> EXERCISE AIM
Restate the records below word for word.

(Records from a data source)
━━━━━━━━━━

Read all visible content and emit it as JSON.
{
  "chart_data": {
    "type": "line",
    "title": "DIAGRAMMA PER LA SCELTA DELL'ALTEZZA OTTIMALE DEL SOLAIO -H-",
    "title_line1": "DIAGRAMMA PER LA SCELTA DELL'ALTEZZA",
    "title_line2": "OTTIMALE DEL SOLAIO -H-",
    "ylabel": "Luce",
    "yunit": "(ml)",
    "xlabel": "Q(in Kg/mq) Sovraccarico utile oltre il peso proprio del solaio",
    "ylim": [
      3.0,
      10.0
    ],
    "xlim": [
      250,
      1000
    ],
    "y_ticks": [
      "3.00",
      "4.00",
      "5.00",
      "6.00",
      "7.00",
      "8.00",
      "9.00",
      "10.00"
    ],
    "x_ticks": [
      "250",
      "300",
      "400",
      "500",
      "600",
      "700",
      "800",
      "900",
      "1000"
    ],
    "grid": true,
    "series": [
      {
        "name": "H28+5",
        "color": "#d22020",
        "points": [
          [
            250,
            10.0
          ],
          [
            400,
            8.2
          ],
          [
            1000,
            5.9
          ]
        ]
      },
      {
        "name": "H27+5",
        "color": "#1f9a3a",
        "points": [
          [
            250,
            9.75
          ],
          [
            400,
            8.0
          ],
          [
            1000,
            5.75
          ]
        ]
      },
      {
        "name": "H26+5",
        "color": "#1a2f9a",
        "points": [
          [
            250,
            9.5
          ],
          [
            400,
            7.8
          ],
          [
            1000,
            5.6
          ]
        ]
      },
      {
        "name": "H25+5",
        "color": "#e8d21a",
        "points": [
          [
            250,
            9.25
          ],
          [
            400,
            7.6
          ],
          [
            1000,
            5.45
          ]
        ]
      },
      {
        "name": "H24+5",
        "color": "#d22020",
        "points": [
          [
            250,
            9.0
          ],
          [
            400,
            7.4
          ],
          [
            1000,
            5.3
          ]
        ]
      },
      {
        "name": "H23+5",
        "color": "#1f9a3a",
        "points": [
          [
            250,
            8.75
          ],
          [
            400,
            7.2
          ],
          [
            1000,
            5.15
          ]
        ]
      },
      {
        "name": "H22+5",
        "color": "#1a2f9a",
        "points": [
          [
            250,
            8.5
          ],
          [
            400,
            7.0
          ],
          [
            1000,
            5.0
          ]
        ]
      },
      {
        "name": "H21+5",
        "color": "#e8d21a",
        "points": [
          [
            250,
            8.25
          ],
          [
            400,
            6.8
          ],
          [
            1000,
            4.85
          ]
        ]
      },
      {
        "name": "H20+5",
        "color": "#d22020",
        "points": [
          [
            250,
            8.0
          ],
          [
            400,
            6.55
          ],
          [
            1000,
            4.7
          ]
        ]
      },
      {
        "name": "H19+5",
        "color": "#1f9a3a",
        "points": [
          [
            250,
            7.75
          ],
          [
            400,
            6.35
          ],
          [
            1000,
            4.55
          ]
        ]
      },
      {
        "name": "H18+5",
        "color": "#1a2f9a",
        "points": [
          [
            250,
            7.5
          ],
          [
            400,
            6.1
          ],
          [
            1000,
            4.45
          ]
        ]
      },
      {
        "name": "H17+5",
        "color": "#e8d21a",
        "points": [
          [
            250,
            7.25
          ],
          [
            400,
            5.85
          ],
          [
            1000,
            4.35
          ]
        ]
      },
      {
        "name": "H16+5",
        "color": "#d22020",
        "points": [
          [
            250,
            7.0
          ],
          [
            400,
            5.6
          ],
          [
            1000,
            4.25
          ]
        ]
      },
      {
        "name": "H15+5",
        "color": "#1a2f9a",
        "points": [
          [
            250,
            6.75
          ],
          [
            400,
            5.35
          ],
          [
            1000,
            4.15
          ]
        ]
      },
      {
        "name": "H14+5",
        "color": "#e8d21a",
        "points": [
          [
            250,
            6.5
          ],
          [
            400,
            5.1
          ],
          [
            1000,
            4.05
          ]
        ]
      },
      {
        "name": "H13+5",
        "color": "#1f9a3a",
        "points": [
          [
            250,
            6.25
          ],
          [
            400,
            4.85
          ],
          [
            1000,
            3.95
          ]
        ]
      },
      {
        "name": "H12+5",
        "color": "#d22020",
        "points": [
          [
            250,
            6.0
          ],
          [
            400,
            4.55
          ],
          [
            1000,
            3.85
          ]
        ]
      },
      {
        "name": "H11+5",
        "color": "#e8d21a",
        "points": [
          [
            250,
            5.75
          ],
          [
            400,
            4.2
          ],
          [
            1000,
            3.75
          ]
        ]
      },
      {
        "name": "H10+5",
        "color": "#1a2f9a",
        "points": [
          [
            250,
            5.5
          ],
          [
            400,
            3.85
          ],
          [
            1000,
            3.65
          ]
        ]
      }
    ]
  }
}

━━━━━━━━━━

> REPLY TO THE EXERCISE
Read all visible content and emit it as JSON.
{
  "chart_data": {
    "type": "line",
    "title": "DIAGRAMMA PER LA SCELTA DELL'ALTEZZA OTTIMALE DEL SOLAIO -H-",
    "title_line1": "DIAGRAMMA PER LA SCELTA DELL'ALTEZZA",
    "title_line2": "OTTIMALE DEL SOLAIO -H-",
    "ylabel": "Luce",
    "yunit": "(ml)",
    "xlabel": "Q(in Kg/mq) Sovraccarico utile oltre il peso proprio del solaio",
    "ylim": [
      3.0,
      10.0
    ],
    "xlim": [
      250,
      1000
    ],
    "y_ticks": [
      "3.00",
      "4.00",
      "5.00",
      "6.00",
      "7.00",
      "8.00",
      "9.00",
      "10.00"
    ],
    "x_ticks": [
      "250",
      "300",
      "400",
      "500",
      "600",
      "700",
      "800",
      "900",
      "1000"
    ],
    "grid": true,
    "series": [
      {
        "name": "H28+5",
        "color": "#d22020",
        "points": [
          [
            250,
            10.0
          ],
          [
            400,
            8.2
          ],
          [
            1000,
            5.9
          ]
        ]
      },
      {
        "name": "H27+5",
        "color": "#1f9a3a",
        "points": [
          [
            250,
            9.75
          ],
          [
            400,
            8.0
          ],
          [
            1000,
            5.75
          ]
        ]
      },
      {
        "name": "H26+5",
        "color": "#1a2f9a",
        "points": [
          [
            250,
            9.5
          ],
          [
            400,
            7.8
          ],
          [
            1000,
            5.6
          ]
        ]
      },
      {
        "name": "H25+5",
        "color": "#e8d21a",
        "points": [
          [
            250,
            9.25
          ],
          [
            400,
            7.6
          ],
          [
            1000,
            5.45
          ]
        ]
      },
      {
        "name": "H24+5",
        "color": "#d22020",
        "points": [
          [
            250,
            9.0
          ],
          [
            400,
            7.4
          ],
          [
            1000,
            5.3
          ]
        ]
      },
      {
        "name": "H23+5",
        "color": "#1f9a3a",
        "points": [
          [
            250,
            8.75
          ],
          [
            400,
            7.2
          ],
          [
            1000,
            5.15
          ]
        ]
      },
      {
        "name": "H22+5",
        "color": "#1a2f9a",
        "points": [
          [
            250,
            8.5
          ],
          [
            400,
            7.0
          ],
          [
            1000,
            5.0
          ]
        ]
      },
      {
        "name": "H21+5",
        "color": "#e8d21a",
        "points": [
          [
            250,
            8.25
          ],
          [
            400,
            6.8
          ],
          [
            1000,
            4.85
          ]
        ]
      },
      {
        "name": "H20+5",
        "color": "#d22020",
        "points": [
          [
            250,
            8.0
          ],
          [
            400,
            6.55
          ],
          [
            1000,
            4.7
          ]
        ]
      },
      {
        "name": "H19+5",
        "color": "#1f9a3a",
        "points": [
          [
            250,
            7.75
          ],
          [
            400,
            6.35
          ],
          [
            1000,
            4.55
          ]
        ]
      },
      {
        "name": "H18+5",
        "color": "#1a2f9a",
        "points": [
          [
            250,
            7.5
          ],
          [
            400,
            6.1
          ],
          [
            1000,
            4.45
          ]
        ]
      },
      {
        "name": "H17+5",
        "color": "#e8d21a",
        "points": [
          [
            250,
            7.25
          ],
          [
            400,
            5.85
          ],
          [
            1000,
            4.35
          ]
        ]
      },
      {
        "name": "H16+5",
        "color": "#d22020",
        "points": [
          [
            250,
            7.0
          ],
          [
            400,
            5.6
          ],
          [
            1000,
            4.25
          ]
        ]
      },
      {
        "name": "H15+5",
        "color": "#1a2f9a",
        "points": [
          [
            250,
            6.75
          ],
          [
            400,
            5.35
          ],
          [
            1000,
            4.15
          ]
        ]
      },
      {
        "name": "H14+5",
        "color": "#e8d21a",
        "points": [
          [
            250,
            6.5
          ],
          [
            400,
            5.1
          ],
          [
            1000,
            4.05
          ]
        ]
      },
      {
        "name": "H13+5",
        "color": "#1f9a3a",
        "points": [
          [
            250,
            6.25
          ],
          [
            400,
            4.85
          ],
          [
            1000,
            3.95
          ]
        ]
      },
      {
        "name": "H12+5",
        "color": "#d22020",
        "points": [
          [
            250,
            6.0
          ],
          [
            400,
            4.55
          ],
          [
            1000,
            3.85
          ]
        ]
      },
      {
        "name": "H11+5",
        "color": "#e8d21a",
        "points": [
          [
            250,
            5.75
          ],
          [
            400,
            4.2
          ],
          [
            1000,
            3.75
          ]
        ]
      },
      {
        "name": "H10+5",
        "color": "#1a2f9a",
        "points": [
          [
            250,
            5.5
          ],
          [
            400,
            3.85
          ],
          [
            1000,
            3.65
          ]
        ]
      }
    ]
  }
}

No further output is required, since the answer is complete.